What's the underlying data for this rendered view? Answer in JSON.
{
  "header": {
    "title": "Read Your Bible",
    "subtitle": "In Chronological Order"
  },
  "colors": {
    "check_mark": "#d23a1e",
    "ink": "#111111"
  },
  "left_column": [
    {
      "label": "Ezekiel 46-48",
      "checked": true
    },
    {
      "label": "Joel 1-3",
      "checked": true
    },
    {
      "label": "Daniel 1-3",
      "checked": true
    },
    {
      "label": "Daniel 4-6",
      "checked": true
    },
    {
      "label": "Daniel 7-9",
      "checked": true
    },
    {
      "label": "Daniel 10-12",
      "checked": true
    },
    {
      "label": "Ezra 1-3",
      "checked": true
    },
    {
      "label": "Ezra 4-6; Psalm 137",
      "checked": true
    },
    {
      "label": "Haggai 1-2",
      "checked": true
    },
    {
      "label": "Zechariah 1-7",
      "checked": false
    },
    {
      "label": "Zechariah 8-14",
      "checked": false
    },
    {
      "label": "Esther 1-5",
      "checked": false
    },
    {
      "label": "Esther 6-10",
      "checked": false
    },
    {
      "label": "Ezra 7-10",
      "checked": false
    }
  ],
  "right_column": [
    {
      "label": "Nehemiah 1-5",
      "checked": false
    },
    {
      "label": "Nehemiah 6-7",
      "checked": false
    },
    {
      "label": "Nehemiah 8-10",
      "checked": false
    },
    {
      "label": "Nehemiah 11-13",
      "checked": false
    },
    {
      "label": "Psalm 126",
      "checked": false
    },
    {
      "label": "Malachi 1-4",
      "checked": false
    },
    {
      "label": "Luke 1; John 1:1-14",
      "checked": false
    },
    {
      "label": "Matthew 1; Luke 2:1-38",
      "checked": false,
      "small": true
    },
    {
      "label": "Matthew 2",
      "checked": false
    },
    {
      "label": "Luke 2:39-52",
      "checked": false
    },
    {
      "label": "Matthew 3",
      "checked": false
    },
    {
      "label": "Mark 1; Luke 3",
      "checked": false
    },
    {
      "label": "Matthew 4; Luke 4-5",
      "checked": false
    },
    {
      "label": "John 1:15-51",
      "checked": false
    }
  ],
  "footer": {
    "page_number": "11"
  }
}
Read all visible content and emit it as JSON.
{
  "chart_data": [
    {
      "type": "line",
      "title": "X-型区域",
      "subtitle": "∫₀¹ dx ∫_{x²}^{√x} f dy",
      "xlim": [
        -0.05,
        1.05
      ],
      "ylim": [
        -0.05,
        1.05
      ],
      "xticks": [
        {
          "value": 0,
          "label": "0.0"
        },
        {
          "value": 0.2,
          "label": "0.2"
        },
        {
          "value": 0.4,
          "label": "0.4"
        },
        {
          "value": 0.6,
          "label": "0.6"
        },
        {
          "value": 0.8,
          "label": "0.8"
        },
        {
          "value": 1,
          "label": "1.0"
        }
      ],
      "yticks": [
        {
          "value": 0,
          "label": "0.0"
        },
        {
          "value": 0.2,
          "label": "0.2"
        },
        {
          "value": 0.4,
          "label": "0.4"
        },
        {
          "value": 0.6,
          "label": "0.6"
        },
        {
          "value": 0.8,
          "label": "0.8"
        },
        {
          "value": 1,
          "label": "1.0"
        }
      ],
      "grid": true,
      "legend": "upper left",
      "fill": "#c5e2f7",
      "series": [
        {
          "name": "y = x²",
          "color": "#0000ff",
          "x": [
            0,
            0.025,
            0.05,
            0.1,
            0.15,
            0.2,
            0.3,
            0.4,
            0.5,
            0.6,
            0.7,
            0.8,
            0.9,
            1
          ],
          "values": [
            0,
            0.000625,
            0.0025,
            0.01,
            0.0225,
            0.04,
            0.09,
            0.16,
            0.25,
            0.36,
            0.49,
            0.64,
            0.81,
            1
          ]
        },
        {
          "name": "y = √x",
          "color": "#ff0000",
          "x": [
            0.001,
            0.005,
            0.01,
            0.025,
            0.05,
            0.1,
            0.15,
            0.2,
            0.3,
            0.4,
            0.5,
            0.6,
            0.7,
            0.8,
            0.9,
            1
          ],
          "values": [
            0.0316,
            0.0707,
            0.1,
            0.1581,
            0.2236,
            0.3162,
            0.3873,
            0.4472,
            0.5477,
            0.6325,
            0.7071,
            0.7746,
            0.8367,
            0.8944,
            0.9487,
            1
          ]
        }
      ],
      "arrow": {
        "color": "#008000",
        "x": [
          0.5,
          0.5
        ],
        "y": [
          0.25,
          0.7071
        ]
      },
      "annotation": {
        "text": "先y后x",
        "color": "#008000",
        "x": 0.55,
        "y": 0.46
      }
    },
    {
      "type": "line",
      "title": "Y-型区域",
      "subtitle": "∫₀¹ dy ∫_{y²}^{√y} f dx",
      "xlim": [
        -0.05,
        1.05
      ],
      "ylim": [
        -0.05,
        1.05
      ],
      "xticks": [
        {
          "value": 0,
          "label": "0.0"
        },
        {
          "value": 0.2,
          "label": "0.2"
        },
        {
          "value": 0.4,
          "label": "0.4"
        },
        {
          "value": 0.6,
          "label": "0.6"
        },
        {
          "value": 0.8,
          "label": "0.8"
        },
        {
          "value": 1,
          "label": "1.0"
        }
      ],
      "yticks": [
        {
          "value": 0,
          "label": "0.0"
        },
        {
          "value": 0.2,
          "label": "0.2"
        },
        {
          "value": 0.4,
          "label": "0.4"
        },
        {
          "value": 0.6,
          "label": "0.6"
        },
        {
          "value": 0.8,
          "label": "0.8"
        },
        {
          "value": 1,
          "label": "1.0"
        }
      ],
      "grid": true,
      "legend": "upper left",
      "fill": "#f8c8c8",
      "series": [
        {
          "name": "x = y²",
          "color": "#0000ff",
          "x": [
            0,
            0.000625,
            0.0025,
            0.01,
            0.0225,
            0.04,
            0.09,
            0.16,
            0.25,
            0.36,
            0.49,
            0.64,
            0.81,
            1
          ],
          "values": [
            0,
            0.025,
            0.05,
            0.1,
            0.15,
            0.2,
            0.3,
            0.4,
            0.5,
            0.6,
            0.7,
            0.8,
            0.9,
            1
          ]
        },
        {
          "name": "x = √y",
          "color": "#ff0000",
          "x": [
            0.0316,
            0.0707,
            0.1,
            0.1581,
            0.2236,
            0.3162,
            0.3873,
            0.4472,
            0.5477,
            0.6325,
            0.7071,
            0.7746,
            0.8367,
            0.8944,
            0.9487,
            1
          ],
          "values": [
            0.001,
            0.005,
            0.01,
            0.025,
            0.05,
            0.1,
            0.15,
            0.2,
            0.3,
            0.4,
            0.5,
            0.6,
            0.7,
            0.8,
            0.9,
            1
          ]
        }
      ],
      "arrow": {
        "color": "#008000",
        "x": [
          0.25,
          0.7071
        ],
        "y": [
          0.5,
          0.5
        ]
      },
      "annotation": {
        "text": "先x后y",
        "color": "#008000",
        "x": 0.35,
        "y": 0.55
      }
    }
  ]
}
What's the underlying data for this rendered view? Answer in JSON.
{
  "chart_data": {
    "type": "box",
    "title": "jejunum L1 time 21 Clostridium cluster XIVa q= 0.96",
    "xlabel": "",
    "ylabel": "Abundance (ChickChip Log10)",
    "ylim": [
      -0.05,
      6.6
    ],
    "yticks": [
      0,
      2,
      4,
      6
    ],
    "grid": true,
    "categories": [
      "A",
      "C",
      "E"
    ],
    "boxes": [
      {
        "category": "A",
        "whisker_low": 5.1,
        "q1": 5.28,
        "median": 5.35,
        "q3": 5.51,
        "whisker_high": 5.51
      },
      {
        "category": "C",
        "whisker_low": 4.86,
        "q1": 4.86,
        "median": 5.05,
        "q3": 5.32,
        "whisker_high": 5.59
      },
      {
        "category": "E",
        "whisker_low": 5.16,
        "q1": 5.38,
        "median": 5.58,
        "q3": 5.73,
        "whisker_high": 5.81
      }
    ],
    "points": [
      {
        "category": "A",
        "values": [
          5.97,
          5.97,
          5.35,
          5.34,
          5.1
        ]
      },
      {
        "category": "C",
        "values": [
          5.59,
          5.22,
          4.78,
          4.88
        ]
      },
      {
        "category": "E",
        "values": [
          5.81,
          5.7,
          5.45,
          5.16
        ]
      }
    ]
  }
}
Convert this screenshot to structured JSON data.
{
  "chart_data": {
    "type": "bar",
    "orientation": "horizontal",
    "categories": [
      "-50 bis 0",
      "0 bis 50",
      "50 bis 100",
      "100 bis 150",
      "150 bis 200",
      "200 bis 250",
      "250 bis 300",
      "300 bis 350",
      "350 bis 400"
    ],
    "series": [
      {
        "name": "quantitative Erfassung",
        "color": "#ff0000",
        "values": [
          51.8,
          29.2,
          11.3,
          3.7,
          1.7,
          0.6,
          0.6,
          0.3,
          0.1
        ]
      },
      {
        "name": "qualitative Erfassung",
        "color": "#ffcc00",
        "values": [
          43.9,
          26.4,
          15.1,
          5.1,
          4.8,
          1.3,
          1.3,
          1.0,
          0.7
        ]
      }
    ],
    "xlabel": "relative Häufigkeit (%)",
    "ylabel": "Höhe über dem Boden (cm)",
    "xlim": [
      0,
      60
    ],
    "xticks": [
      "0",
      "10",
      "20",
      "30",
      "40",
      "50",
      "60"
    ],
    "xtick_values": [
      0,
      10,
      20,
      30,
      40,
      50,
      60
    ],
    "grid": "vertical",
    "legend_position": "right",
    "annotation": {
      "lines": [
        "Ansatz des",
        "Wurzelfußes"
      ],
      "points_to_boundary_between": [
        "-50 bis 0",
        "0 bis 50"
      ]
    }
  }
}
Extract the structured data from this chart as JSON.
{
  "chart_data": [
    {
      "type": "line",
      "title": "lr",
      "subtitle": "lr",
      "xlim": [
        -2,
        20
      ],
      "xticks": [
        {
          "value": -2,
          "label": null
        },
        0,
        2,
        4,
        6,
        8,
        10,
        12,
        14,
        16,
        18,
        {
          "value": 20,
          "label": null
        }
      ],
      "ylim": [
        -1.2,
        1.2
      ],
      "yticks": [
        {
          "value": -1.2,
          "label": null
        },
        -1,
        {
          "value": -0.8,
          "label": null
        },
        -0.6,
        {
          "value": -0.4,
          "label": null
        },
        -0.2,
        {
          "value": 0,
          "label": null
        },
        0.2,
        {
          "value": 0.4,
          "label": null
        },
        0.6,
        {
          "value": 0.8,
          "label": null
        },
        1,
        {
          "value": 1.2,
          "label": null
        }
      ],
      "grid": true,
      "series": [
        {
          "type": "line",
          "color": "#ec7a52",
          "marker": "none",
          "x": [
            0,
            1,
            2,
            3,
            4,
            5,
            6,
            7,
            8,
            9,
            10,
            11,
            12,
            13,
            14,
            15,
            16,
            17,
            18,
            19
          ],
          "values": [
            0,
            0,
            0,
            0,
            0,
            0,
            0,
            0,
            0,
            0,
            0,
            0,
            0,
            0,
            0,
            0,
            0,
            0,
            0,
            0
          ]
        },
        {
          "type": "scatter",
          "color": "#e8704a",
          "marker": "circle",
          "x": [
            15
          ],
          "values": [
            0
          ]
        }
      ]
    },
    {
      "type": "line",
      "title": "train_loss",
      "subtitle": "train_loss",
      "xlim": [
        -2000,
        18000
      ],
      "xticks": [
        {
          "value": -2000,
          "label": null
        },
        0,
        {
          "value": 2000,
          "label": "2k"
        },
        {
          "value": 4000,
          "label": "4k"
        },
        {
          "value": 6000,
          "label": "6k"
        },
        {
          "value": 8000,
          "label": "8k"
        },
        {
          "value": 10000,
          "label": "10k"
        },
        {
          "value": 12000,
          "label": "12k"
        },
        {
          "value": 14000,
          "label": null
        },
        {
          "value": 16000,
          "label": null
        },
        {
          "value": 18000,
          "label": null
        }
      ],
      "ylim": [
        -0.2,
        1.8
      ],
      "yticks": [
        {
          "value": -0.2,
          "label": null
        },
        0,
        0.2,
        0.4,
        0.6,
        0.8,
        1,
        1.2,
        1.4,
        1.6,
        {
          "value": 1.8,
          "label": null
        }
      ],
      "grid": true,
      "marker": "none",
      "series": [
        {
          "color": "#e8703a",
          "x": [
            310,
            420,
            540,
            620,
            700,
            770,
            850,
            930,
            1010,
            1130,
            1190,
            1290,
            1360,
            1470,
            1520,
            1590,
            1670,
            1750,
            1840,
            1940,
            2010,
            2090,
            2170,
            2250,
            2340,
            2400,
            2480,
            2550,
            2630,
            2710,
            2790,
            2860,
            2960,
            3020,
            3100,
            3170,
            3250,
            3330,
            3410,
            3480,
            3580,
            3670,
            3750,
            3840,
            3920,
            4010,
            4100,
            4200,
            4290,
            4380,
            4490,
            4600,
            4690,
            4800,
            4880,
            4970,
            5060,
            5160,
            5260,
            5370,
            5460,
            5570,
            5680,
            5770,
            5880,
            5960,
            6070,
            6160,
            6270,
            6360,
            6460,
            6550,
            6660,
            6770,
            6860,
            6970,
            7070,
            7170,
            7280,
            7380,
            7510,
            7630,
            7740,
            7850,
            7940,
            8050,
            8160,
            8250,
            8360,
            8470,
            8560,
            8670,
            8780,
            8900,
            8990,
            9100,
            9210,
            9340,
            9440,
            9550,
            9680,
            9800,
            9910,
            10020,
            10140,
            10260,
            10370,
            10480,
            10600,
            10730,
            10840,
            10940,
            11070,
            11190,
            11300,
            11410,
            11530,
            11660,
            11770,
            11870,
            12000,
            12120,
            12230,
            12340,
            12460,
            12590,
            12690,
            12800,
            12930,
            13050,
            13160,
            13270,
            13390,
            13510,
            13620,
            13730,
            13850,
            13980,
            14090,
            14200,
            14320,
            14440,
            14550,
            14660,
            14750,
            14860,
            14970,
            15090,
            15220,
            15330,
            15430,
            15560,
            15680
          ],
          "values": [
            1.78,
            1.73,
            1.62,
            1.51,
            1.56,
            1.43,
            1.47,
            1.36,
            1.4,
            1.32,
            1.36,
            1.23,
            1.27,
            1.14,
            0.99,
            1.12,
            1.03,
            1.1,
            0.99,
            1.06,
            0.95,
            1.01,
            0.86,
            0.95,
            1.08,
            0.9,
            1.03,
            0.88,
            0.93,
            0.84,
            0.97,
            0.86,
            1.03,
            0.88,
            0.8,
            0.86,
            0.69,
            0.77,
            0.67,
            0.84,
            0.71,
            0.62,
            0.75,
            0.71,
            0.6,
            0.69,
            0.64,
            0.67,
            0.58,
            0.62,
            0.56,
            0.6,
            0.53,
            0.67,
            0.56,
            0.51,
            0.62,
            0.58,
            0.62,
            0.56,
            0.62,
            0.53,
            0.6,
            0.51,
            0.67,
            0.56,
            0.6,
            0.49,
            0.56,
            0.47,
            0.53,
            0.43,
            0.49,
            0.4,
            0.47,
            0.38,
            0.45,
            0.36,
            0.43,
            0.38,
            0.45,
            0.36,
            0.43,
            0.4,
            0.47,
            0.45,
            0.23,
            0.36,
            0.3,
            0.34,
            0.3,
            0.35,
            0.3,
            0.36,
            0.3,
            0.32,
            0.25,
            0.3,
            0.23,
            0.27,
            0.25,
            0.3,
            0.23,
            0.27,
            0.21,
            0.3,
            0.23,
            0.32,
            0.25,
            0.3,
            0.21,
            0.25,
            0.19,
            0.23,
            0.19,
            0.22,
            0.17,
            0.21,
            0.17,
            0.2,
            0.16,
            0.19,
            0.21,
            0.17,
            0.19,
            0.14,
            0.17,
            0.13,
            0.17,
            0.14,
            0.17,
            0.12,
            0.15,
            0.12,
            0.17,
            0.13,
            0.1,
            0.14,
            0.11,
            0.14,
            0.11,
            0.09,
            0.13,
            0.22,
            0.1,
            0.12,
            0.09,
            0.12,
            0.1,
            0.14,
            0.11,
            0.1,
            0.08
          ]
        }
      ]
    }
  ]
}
• • •
§ **SHORT TASK**: State how many lines of the records hold the string "Ezra", and nothing else.

§ **THE RESULT**: 3